## start Source passage

OLBERMANN: Senator Lott, thanks for your time. The reaction across the political spectrum today seems to have been that the CIA has not done well on a number of fronts, but that Mr. Tenet may have done the best that he could. Is that your assessment?

SEN. TRENT LOTT (R), INTELLIGENCE COMMITTEE: In Washington, we're always trying to point a finger of blame at one person or several people and - you know, tried to get some accountability in that way. I don't think that's the right way to approach it. George Tenet was under a lot of pressure for a long time did a - you know, a very important job at a very difficult time and I don't think should you take this moment to be that critical of him.

Having said that, there's no question that the intelligence community, over a number of years, has had some failures. We - they've not had the money they've needed, they've not had the human intelligence they needed. There have been problems and the intelligence committee is basically going to say something to that effect when we release our report next month. But, I do also want to say that I think George Tenet probably did the right thing on a personal basis, maybe even professionally, as an opportunity for new people to move into leadership. It's an opportunity maybe to look at some other reforms in or intelligence community, and I think we should take advantage of that chance.

OLBERMANN: Senator, a week ago on Monday, though, you had given a TV interview in Jackson about the prewar intelligence in Iraq and the operative quote was, if I can quote it exactly: "I believe George Tenet has to take a lot of the responsibility, final analysis, I think it's time for him to move on. If it were my call, I'd say 'thanks for your service, see you later.'" Is that the message that he got, if not from the president, then from somebody? Did somebody say to him "thanks for your service, see you later?"


Did somebody say to him, thanks for your service, see you later?

## end Source passage

» Given problem 1
Print the section of the Lott interview transcript that begins with the words containing "OLBERMANN: Senator Lott, thanks" and ends with "that your assessment?".
» Given problem 2
Carry on the Lott interview transcript from its last line.

## start Records shown

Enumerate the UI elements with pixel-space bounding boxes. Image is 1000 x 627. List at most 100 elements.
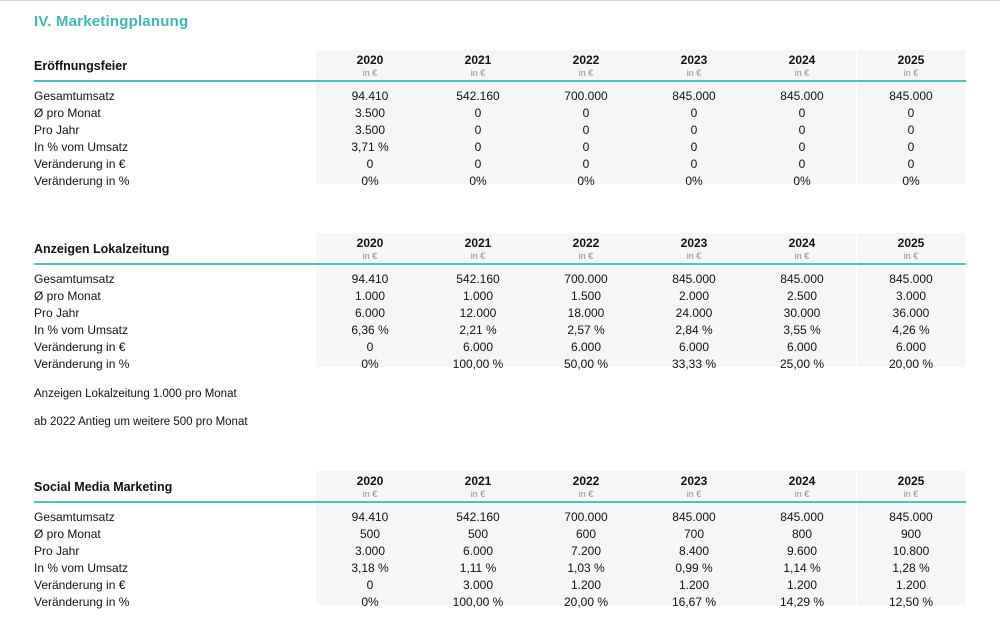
- table-cell: 6.000: [678, 340, 710, 354]
- unit-label: in €: [903, 68, 919, 78]
- column-shade: [748, 471, 856, 605]
- table-cell: 0: [690, 157, 698, 171]
- section-2: 2020 in €2021 in €2022 in €2023 in €2024 in €…: [0, 471, 1000, 611]
- table-cell: 50,00 %: [563, 357, 609, 371]
- table-cell: 0%: [361, 357, 379, 371]
- table-cell: 3.000: [354, 544, 386, 558]
- table-cell: 700.000: [564, 272, 608, 286]
- table-cell: 2,57 %: [567, 323, 605, 337]
- table-cell: 1,14 %: [783, 561, 821, 575]
- column-shade: [424, 50, 532, 184]
- table-cell: 1.000: [462, 289, 494, 303]
- year-header: 2024 in €: [748, 233, 856, 262]
- row-label: Veränderung in %: [34, 174, 130, 188]
- unit-label: in €: [686, 489, 702, 499]
- table-cell: 0%: [577, 174, 595, 188]
- table-cell: 542.160: [456, 510, 500, 524]
- row-label: Gesamtumsatz: [34, 89, 115, 103]
- column-shade: [424, 471, 532, 605]
- table-cell: 2.500: [786, 289, 818, 303]
- table-cell: 845.000: [780, 272, 824, 286]
- year-label: 2025: [897, 53, 925, 67]
- table-cell: 542.160: [456, 272, 500, 286]
- row-label: Pro Jahr: [34, 306, 80, 320]
- year-header: 2022 in €: [532, 50, 640, 79]
- row-label: In % vom Umsatz: [34, 323, 129, 337]
- year-label: 2023: [680, 474, 708, 488]
- table-cell: 0,99 %: [675, 561, 713, 575]
- year-label: 2022: [572, 53, 600, 67]
- table-cell: 10.800: [892, 544, 930, 558]
- table-cell: 0%: [902, 174, 920, 188]
- table-cell: 845.000: [889, 510, 933, 524]
- year-label: 2022: [572, 474, 600, 488]
- table-cell: 25,00 %: [779, 357, 825, 371]
- table-cell: 845.000: [672, 272, 716, 286]
- header-divider: [34, 501, 966, 503]
- table-cell: 0: [798, 123, 806, 137]
- table-cell: 0: [907, 106, 915, 120]
- unit-label: in €: [470, 251, 486, 261]
- row-label: Ø pro Monat: [34, 289, 101, 303]
- table-cell: 0%: [685, 174, 703, 188]
- table-cell: 0: [474, 123, 482, 137]
- year-label: 2024: [788, 474, 816, 488]
- year-header: 2020 in €: [316, 50, 424, 79]
- year-label: 2023: [680, 53, 708, 67]
- unit-label: in €: [578, 68, 594, 78]
- table-cell: 0%: [793, 174, 811, 188]
- table-cell: 100,00 %: [452, 357, 504, 371]
- unit-label: in €: [362, 489, 378, 499]
- table-cell: 6.000: [462, 340, 494, 354]
- table-cell: 3,18 %: [351, 561, 389, 575]
- table-cell: 0: [907, 140, 915, 154]
- table-cell: 500: [467, 527, 489, 541]
- table-cell: 6.000: [462, 544, 494, 558]
- table-cell: 800: [791, 527, 813, 541]
- table-cell: 0: [582, 157, 590, 171]
- table-cell: 900: [900, 527, 922, 541]
- column-shade: [640, 471, 748, 605]
- table-cell: 3,71 %: [351, 140, 389, 154]
- unit-label: in €: [362, 251, 378, 261]
- column-shade: [532, 471, 640, 605]
- unit-label: in €: [794, 489, 810, 499]
- row-label: Pro Jahr: [34, 123, 80, 137]
- year-header: 2025 in €: [857, 50, 965, 79]
- row-label: Veränderung in €: [34, 340, 126, 354]
- row-label: Veränderung in €: [34, 157, 126, 171]
- year-label: 2025: [897, 236, 925, 250]
- table-cell: 3.000: [895, 289, 927, 303]
- section-title: Eröffnungsfeier: [34, 59, 128, 73]
- year-label: 2023: [680, 236, 708, 250]
- section-0: 2020 in €2021 in €2022 in €2023 in €2024 in €…: [0, 50, 1000, 190]
- year-header: 2024 in €: [748, 471, 856, 500]
- table-cell: 0: [690, 123, 698, 137]
- table-cell: 4,26 %: [892, 323, 930, 337]
- unit-label: in €: [686, 251, 702, 261]
- table-cell: 0%: [361, 174, 379, 188]
- table-cell: 0: [474, 157, 482, 171]
- column-shade: [748, 50, 856, 184]
- table-cell: 700: [683, 527, 705, 541]
- row-label: In % vom Umsatz: [34, 140, 129, 154]
- table-cell: 0: [907, 123, 915, 137]
- section-1: 2020 in €2021 in €2022 in €2023 in €2024 in €…: [0, 233, 1000, 373]
- year-label: 2024: [788, 236, 816, 250]
- column-shade: [857, 233, 965, 367]
- table-cell: 0: [798, 106, 806, 120]
- year-header: 2021 in €: [424, 50, 532, 79]
- table-cell: 94.410: [351, 510, 389, 524]
- table-cell: 3.500: [354, 123, 386, 137]
- year-header: 2023 in €: [640, 233, 748, 262]
- row-label: In % vom Umsatz: [34, 561, 129, 575]
- table-cell: 100,00 %: [452, 595, 504, 609]
- table-cell: 30.000: [783, 306, 821, 320]
- year-header: 2022 in €: [532, 471, 640, 500]
- table-cell: 1.200: [895, 578, 927, 592]
- table-cell: 600: [575, 527, 597, 541]
- table-cell: 0: [366, 340, 374, 354]
- column-shade: [532, 50, 640, 184]
- year-header: 2020 in €: [316, 233, 424, 262]
- table-cell: 1.200: [678, 578, 710, 592]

## end Records shown

» Task result 1
OLBERMANN: Senator Lott, thanks for your time. The reaction across the political spectrum today seems to have been that the CIA has not done well on a number of fronts, but that Mr. Tenet may have done the best that he could. Is that your assessment?

» Task result 2
LOTT: I don't know. I'm going to take him at his word. He said it was for personal reason, family reason. I don't even know what - maybe there's a health consideration. But he's been under a lot of pressure for a long time in one of the toughest job in Washington. But, I've made it clear for quite some time that I did think there were problems with the intelligence community. I did think the information we were given in Congress and that the president was given, with regard to Iraq, was not accurate. And those assurances, while they may have been provided to the director by analysts, they were delivered, in many instances, by George Tenet to the Congress and to the president. And - you know, I think that there are problems there. And just - you know, having one person leaving at the top is not going to solve the problem, I think we have to take a whole look at our intelligence gathering capabilities.

I think they've been making progress in the last year. I think George Tenet is making more money and putting more into human intelligence. But, there have been problems and not just running up in Iraq, over a period of years, partially again, because the laws that we passed in the Congress limiting their ability, for instance, to communicate with the FBI. What a ridiculous thing that was. We're finding where some of the problems were, we're trying to make corrections so that in the future, the CIA will have the tools they need to do a better job, and that's what we should be looking for.

OLBERMANN: From your vantage point about those issues, Senator, and from your vantage point on the Intelligence Committee, who does CIA need now? A veteran administrator from outside? A veteran CIA man from the inside? Porter Goss? Who? Who does it need?

LOTT: I think there are a number of people who that could do that job. I think the Deputy Director John McLaughlin is a really good guy. He's a careerist. In his appearances before the Intelligence Committee, he's very thoughtful, very studied, I think he does a good job. He's familiar with the operation of what needs to be done. So, he'd be fine as an acting director, in my opinion, even as a permanent one. Porter Goss, a congressman from Florida and chairman of the House Intelligence Committee is highly respected, a former CIA employee. He'd be really good. And there are probably others. So, I don't want to start making a list, but there area a number of people who can do that job.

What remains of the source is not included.